▽

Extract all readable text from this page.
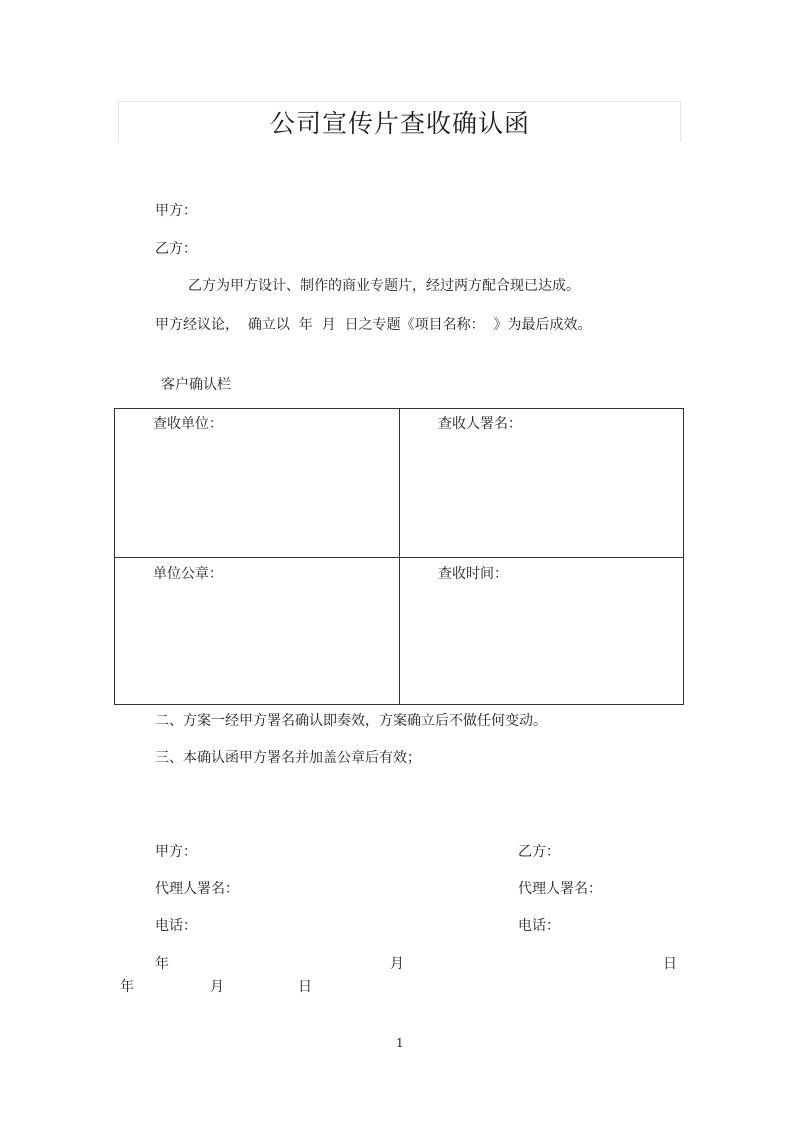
公司宣传片查收确认函
甲方：
乙方：
乙方为甲方设计、制作的商业专题片，经过两方配合现已达成。
甲方经议论，  确立以  年  月  日之专题《项目名称：  》为最后成效。
客户确认栏
查收单位：	查收人署名：
单位公章：	查收时间：
二、方案一经甲方署名确认即奏效，方案确立后不做任何变动。
三、本确认函甲方署名并加盖公章后有效；
甲方：	乙方：
代理人署名：	代理人署名：
电话：	电话：
年	月	日
年	月	日
1
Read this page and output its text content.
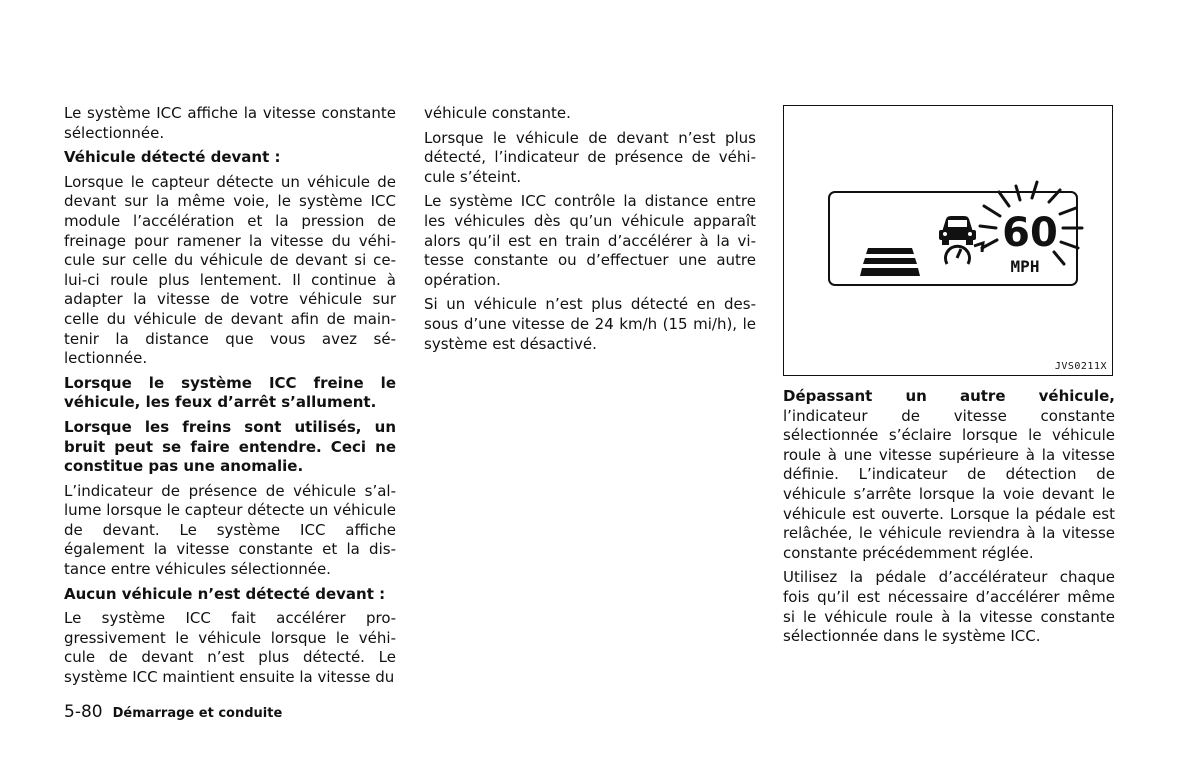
Le système ICC affiche la vitesse constante sélectionnée.

Véhicule détecté devant :

Lorsque le capteur détecte un véhicule de devant sur la même voie, le système ICC module l’accélération et la pression de freinage pour ramener la vitesse du véhicule sur celle du véhicule de devant si celui-ci roule plus lentement. Il continue à adapter la vitesse de votre véhicule sur celle du véhicule de devant afin de maintenir la distance que vous avez sélectionnée.

Lorsque le système ICC freine le véhicule, les feux d’arrêt s’allument.

Lorsque les freins sont utilisés, un bruit peut se faire entendre. Ceci ne constitue pas une anomalie.

L’indicateur de présence de véhicule s’allume lorsque le capteur détecte un véhicule de devant. Le système ICC affiche également la vitesse constante et la distance entre véhicules sélectionnée.

Aucun véhicule n’est détecté devant :

Le système ICC fait accélérer progressivement le véhicule lorsque le véhicule de devant n’est plus détecté. Le système ICC maintient ensuite la vitesse du

véhicule constante.

Lorsque le véhicule de devant n’est plus détecté, l’indicateur de présence de véhicule s’éteint.

Le système ICC contrôle la distance entre les véhicules dès qu’un véhicule apparaît alors qu’il est en train d’accélérer à la vitesse constante ou d’effectuer une autre opération.

Si un véhicule n’est plus détecté en dessous d’une vitesse de 24 km/h (15 mi/h), le système est désactivé.

60
MPH
JVS0211X

Dépassant un autre véhicule, l’indicateur de vitesse constante sélectionnée s’éclaire lorsque le véhicule roule à une vitesse supérieure à la vitesse définie. L’indicateur de détection de véhicule s’arrête lorsque la voie devant le véhicule est ouverte. Lorsque la pédale est relâchée, le véhicule reviendra à la vitesse constante précédemment réglée.

Utilisez la pédale d’accélérateur chaque fois qu’il est nécessaire d’accélérer même si le véhicule roule à la vitesse constante sélectionnée dans le système ICC.

5-80 Démarrage et conduite
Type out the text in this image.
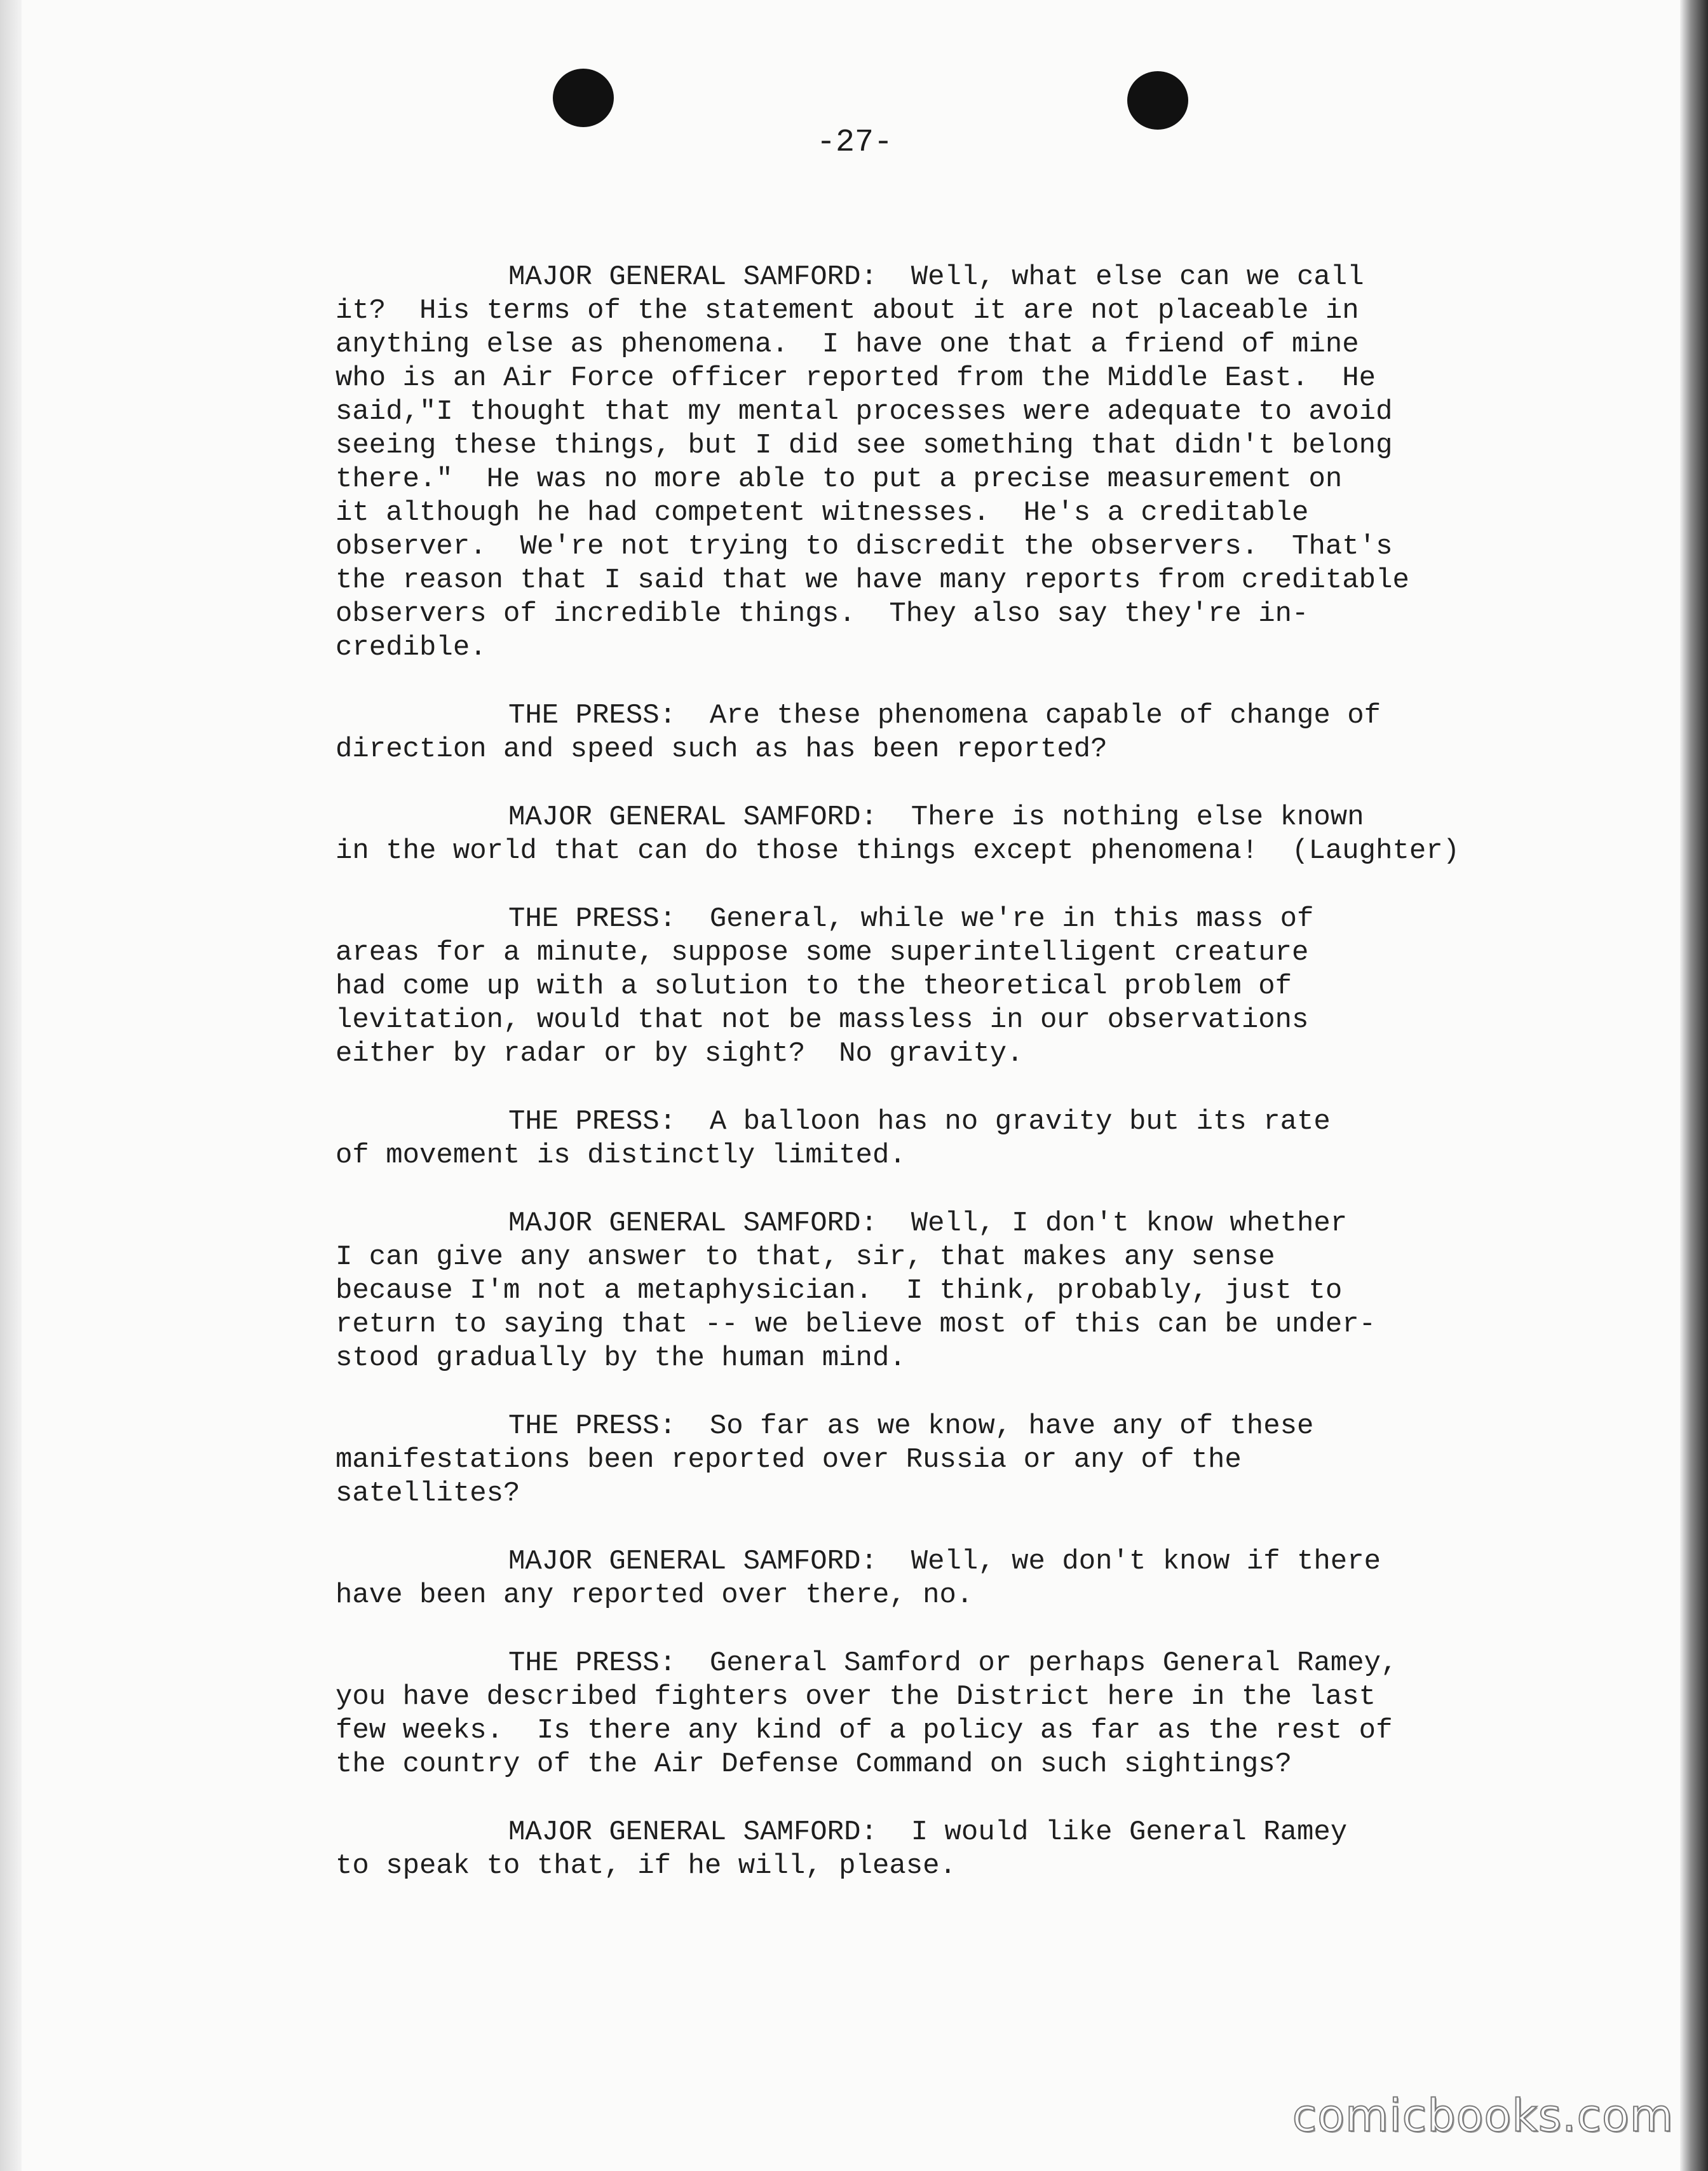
-27-
MAJOR GENERAL SAMFORD:  Well, what else can we call
it?  His terms of the statement about it are not placeable in
anything else as phenomena.  I have one that a friend of mine
who is an Air Force officer reported from the Middle East.  He
said,"I thought that my mental processes were adequate to avoid
seeing these things, but I did see something that didn't belong
there."  He was no more able to put a precise measurement on
it although he had competent witnesses.  He's a creditable
observer.  We're not trying to discredit the observers.  That's
the reason that I said that we have many reports from creditable
observers of incredible things.  They also say they're in-
credible.
THE PRESS:  Are these phenomena capable of change of
direction and speed such as has been reported?
MAJOR GENERAL SAMFORD:  There is nothing else known
in the world that can do those things except phenomena!  (Laughter)
THE PRESS:  General, while we're in this mass of
areas for a minute, suppose some superintelligent creature
had come up with a solution to the theoretical problem of
levitation, would that not be massless in our observations
either by radar or by sight?  No gravity.
THE PRESS:  A balloon has no gravity but its rate
of movement is distinctly limited.
MAJOR GENERAL SAMFORD:  Well, I don't know whether
I can give any answer to that, sir, that makes any sense
because I'm not a metaphysician.  I think, probably, just to
return to saying that -- we believe most of this can be under-
stood gradually by the human mind.
THE PRESS:  So far as we know, have any of these
manifestations been reported over Russia or any of the
satellites?
MAJOR GENERAL SAMFORD:  Well, we don't know if there
have been any reported over there, no.
THE PRESS:  General Samford or perhaps General Ramey,
you have described fighters over the District here in the last
few weeks.  Is there any kind of a policy as far as the rest of
the country of the Air Defense Command on such sightings?
MAJOR GENERAL SAMFORD:  I would like General Ramey
to speak to that, if he will, please.
comicbooks.com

△

Write the entries above out in full, exactly, with no images.

Extract all readable text from this page.
公司宣传片查收确认函
甲方：
乙方：
乙方为甲方设计、制作的商业专题片，经过两方配合现已达成。
甲方经议论，  确立以  年  月  日之专题《项目名称：  》为最后成效。
客户确认栏
查收单位：	查收人署名：
单位公章：	查收时间：
二、方案一经甲方署名确认即奏效，方案确立后不做任何变动。
三、本确认函甲方署名并加盖公章后有效；
甲方：	乙方：
代理人署名：	代理人署名：
电话：	电话：
年	月	日
年	月	日
1
Read this page and output its text content.
Le système ICC affiche la vitesse constante sélectionnée.

Véhicule détecté devant :

Lorsque le capteur détecte un véhicule de devant sur la même voie, le système ICC module l’accélération et la pression de freinage pour ramener la vitesse du véhicule sur celle du véhicule de devant si celui-ci roule plus lentement. Il continue à adapter la vitesse de votre véhicule sur celle du véhicule de devant afin de maintenir la distance que vous avez sélectionnée.

Lorsque le système ICC freine le véhicule, les feux d’arrêt s’allument.

Lorsque les freins sont utilisés, un bruit peut se faire entendre. Ceci ne constitue pas une anomalie.

L’indicateur de présence de véhicule s’allume lorsque le capteur détecte un véhicule de devant. Le système ICC affiche également la vitesse constante et la distance entre véhicules sélectionnée.

Aucun véhicule n’est détecté devant :

Le système ICC fait accélérer progressivement le véhicule lorsque le véhicule de devant n’est plus détecté. Le système ICC maintient ensuite la vitesse du

véhicule constante.

Lorsque le véhicule de devant n’est plus détecté, l’indicateur de présence de véhicule s’éteint.

Le système ICC contrôle la distance entre les véhicules dès qu’un véhicule apparaît alors qu’il est en train d’accélérer à la vitesse constante ou d’effectuer une autre opération.

Si un véhicule n’est plus détecté en dessous d’une vitesse de 24 km/h (15 mi/h), le système est désactivé.

60
MPH
JVS0211X

Dépassant un autre véhicule, l’indicateur de vitesse constante sélectionnée s’éclaire lorsque le véhicule roule à une vitesse supérieure à la vitesse définie. L’indicateur de détection de véhicule s’arrête lorsque la voie devant le véhicule est ouverte. Lorsque la pédale est relâchée, le véhicule reviendra à la vitesse constante précédemment réglée.

Utilisez la pédale d’accélérateur chaque fois qu’il est nécessaire d’accélérer même si le véhicule roule à la vitesse constante sélectionnée dans le système ICC.

5-80 Démarrage et conduite
Type out the text in this image.
-27-
MAJOR GENERAL SAMFORD:  Well, what else can we call
it?  His terms of the statement about it are not placeable in
anything else as phenomena.  I have one that a friend of mine
who is an Air Force officer reported from the Middle East.  He
said,"I thought that my mental processes were adequate to avoid
seeing these things, but I did see something that didn't belong
there."  He was no more able to put a precise measurement on
it although he had competent witnesses.  He's a creditable
observer.  We're not trying to discredit the observers.  That's
the reason that I said that we have many reports from creditable
observers of incredible things.  They also say they're in-
credible.
THE PRESS:  Are these phenomena capable of change of
direction and speed such as has been reported?
MAJOR GENERAL SAMFORD:  There is nothing else known
in the world that can do those things except phenomena!  (Laughter)
THE PRESS:  General, while we're in this mass of
areas for a minute, suppose some superintelligent creature
had come up with a solution to the theoretical problem of
levitation, would that not be massless in our observations
either by radar or by sight?  No gravity.
THE PRESS:  A balloon has no gravity but its rate
of movement is distinctly limited.
MAJOR GENERAL SAMFORD:  Well, I don't know whether
I can give any answer to that, sir, that makes any sense
because I'm not a metaphysician.  I think, probably, just to
return to saying that -- we believe most of this can be under-
stood gradually by the human mind.
THE PRESS:  So far as we know, have any of these
manifestations been reported over Russia or any of the
satellites?
MAJOR GENERAL SAMFORD:  Well, we don't know if there
have been any reported over there, no.
THE PRESS:  General Samford or perhaps General Ramey,
you have described fighters over the District here in the last
few weeks.  Is there any kind of a policy as far as the rest of
the country of the Air Defense Command on such sightings?
MAJOR GENERAL SAMFORD:  I would like General Ramey
to speak to that, if he will, please.
comicbooks.com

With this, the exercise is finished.